===== DATA SUPPLIED =====

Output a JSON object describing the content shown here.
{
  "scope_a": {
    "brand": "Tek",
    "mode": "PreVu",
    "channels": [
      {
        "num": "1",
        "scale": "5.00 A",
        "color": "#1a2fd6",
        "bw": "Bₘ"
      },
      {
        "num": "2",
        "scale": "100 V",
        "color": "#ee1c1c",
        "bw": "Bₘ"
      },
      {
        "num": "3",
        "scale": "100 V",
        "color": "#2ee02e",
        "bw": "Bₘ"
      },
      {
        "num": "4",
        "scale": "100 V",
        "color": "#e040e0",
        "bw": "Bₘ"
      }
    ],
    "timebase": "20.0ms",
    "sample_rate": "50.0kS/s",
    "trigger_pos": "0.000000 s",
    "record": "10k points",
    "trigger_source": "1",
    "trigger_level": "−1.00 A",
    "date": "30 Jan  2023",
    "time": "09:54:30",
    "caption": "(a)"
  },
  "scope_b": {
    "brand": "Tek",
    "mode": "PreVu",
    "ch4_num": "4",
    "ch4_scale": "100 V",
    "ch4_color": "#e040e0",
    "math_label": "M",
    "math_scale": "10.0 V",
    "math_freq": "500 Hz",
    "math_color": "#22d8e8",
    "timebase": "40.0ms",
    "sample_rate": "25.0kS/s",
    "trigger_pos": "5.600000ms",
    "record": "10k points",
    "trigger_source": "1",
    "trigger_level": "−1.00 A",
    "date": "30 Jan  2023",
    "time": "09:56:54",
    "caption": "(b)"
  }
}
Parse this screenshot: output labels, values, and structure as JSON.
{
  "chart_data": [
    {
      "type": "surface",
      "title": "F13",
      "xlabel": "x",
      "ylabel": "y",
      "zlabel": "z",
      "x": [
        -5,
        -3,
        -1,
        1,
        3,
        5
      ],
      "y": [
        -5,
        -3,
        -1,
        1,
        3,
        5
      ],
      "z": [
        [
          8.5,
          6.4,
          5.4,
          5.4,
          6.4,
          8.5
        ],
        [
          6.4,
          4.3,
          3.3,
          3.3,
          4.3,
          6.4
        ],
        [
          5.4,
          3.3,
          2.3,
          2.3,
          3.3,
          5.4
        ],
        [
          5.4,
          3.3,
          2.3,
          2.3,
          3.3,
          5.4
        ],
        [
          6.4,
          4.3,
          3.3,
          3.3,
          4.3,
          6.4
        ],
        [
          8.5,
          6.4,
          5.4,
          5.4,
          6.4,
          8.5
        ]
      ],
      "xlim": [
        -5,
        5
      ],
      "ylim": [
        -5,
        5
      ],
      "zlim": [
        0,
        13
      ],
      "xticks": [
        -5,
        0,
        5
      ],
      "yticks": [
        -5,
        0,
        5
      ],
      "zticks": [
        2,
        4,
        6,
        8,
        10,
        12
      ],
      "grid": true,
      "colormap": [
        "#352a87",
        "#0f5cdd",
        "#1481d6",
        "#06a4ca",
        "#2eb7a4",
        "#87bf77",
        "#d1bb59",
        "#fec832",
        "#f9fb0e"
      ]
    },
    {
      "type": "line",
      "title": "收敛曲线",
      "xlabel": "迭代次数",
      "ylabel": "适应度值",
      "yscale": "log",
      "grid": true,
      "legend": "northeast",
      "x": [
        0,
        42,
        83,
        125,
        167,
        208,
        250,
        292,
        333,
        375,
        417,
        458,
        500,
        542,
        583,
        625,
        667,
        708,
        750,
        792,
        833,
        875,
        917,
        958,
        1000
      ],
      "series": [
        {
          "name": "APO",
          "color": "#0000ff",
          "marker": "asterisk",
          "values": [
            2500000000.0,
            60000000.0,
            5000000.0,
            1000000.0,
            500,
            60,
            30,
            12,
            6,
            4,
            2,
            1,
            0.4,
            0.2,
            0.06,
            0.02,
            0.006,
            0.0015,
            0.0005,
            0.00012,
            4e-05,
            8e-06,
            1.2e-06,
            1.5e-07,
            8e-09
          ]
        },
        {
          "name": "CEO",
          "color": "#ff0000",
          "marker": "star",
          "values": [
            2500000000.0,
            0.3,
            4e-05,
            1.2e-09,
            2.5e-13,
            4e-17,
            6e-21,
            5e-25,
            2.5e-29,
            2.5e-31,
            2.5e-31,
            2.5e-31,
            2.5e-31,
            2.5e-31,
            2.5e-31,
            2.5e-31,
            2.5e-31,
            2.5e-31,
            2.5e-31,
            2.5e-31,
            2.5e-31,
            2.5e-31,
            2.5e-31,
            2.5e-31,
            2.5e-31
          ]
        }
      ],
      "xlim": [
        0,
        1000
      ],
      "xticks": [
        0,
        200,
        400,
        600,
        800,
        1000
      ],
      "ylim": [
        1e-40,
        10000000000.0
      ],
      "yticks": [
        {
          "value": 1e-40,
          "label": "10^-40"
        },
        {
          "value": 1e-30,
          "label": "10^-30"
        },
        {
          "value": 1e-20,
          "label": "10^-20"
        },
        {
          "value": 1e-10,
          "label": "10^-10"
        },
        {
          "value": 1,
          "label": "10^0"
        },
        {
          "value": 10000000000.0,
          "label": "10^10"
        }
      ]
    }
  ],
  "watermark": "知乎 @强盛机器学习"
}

=====

EXERCISE DETAILS:
All of the material above needs to be copied exactly.

REPLY:
Output a JSON object describing the content shown here.
{
  "scope_a": {
    "brand": "Tek",
    "mode": "PreVu",
    "channels": [
      {
        "num": "1",
        "scale": "5.00 A",
        "color": "#1a2fd6",
        "bw": "Bₘ"
      },
      {
        "num": "2",
        "scale": "100 V",
        "color": "#ee1c1c",
        "bw": "Bₘ"
      },
      {
        "num": "3",
        "scale": "100 V",
        "color": "#2ee02e",
        "bw": "Bₘ"
      },
      {
        "num": "4",
        "scale": "100 V",
        "color": "#e040e0",
        "bw": "Bₘ"
      }
    ],
    "timebase": "20.0ms",
    "sample_rate": "50.0kS/s",
    "trigger_pos": "0.000000 s",
    "record": "10k points",
    "trigger_source": "1",
    "trigger_level": "−1.00 A",
    "date": "30 Jan  2023",
    "time": "09:54:30",
    "caption": "(a)"
  },
  "scope_b": {
    "brand": "Tek",
    "mode": "PreVu",
    "ch4_num": "4",
    "ch4_scale": "100 V",
    "ch4_color": "#e040e0",
    "math_label": "M",
    "math_scale": "10.0 V",
    "math_freq": "500 Hz",
    "math_color": "#22d8e8",
    "timebase": "40.0ms",
    "sample_rate": "25.0kS/s",
    "trigger_pos": "5.600000ms",
    "record": "10k points",
    "trigger_source": "1",
    "trigger_level": "−1.00 A",
    "date": "30 Jan  2023",
    "time": "09:56:54",
    "caption": "(b)"
  }
}
Parse this screenshot: output labels, values, and structure as JSON.
{
  "chart_data": [
    {
      "type": "surface",
      "title": "F13",
      "xlabel": "x",
      "ylabel": "y",
      "zlabel": "z",
      "x": [
        -5,
        -3,
        -1,
        1,
        3,
        5
      ],
      "y": [
        -5,
        -3,
        -1,
        1,
        3,
        5
      ],
      "z": [
        [
          8.5,
          6.4,
          5.4,
          5.4,
          6.4,
          8.5
        ],
        [
          6.4,
          4.3,
          3.3,
          3.3,
          4.3,
          6.4
        ],
        [
          5.4,
          3.3,
          2.3,
          2.3,
          3.3,
          5.4
        ],
        [
          5.4,
          3.3,
          2.3,
          2.3,
          3.3,
          5.4
        ],
        [
          6.4,
          4.3,
          3.3,
          3.3,
          4.3,
          6.4
        ],
        [
          8.5,
          6.4,
          5.4,
          5.4,
          6.4,
          8.5
        ]
      ],
      "xlim": [
        -5,
        5
      ],
      "ylim": [
        -5,
        5
      ],
      "zlim": [
        0,
        13
      ],
      "xticks": [
        -5,
        0,
        5
      ],
      "yticks": [
        -5,
        0,
        5
      ],
      "zticks": [
        2,
        4,
        6,
        8,
        10,
        12
      ],
      "grid": true,
      "colormap": [
        "#352a87",
        "#0f5cdd",
        "#1481d6",
        "#06a4ca",
        "#2eb7a4",
        "#87bf77",
        "#d1bb59",
        "#fec832",
        "#f9fb0e"
      ]
    },
    {
      "type": "line",
      "title": "收敛曲线",
      "xlabel": "迭代次数",
      "ylabel": "适应度值",
      "yscale": "log",
      "grid": true,
      "legend": "northeast",
      "x": [
        0,
        42,
        83,
        125,
        167,
        208,
        250,
        292,
        333,
        375,
        417,
        458,
        500,
        542,
        583,
        625,
        667,
        708,
        750,
        792,
        833,
        875,
        917,
        958,
        1000
      ],
      "series": [
        {
          "name": "APO",
          "color": "#0000ff",
          "marker": "asterisk",
          "values": [
            2500000000.0,
            60000000.0,
            5000000.0,
            1000000.0,
            500,
            60,
            30,
            12,
            6,
            4,
            2,
            1,
            0.4,
            0.2,
            0.06,
            0.02,
            0.006,
            0.0015,
            0.0005,
            0.00012,
            4e-05,
            8e-06,
            1.2e-06,
            1.5e-07,
            8e-09
          ]
        },
        {
          "name": "CEO",
          "color": "#ff0000",
          "marker": "star",
          "values": [
            2500000000.0,
            0.3,
            4e-05,
            1.2e-09,
            2.5e-13,
            4e-17,
            6e-21,
            5e-25,
            2.5e-29,
            2.5e-31,
            2.5e-31,
            2.5e-31,
            2.5e-31,
            2.5e-31,
            2.5e-31,
            2.5e-31,
            2.5e-31,
            2.5e-31,
            2.5e-31,
            2.5e-31,
            2.5e-31,
            2.5e-31,
            2.5e-31,
            2.5e-31,
            2.5e-31
          ]
        }
      ],
      "xlim": [
        0,
        1000
      ],
      "xticks": [
        0,
        200,
        400,
        600,
        800,
        1000
      ],
      "ylim": [
        1e-40,
        10000000000.0
      ],
      "yticks": [
        {
          "value": 1e-40,
          "label": "10^-40"
        },
        {
          "value": 1e-30,
          "label": "10^-30"
        },
        {
          "value": 1e-20,
          "label": "10^-20"
        },
        {
          "value": 1e-10,
          "label": "10^-10"
        },
        {
          "value": 1,
          "label": "10^0"
        },
        {
          "value": 10000000000.0,
          "label": "10^10"
        }
      ]
    }
  ],
  "watermark": "知乎 @强盛机器学习"
}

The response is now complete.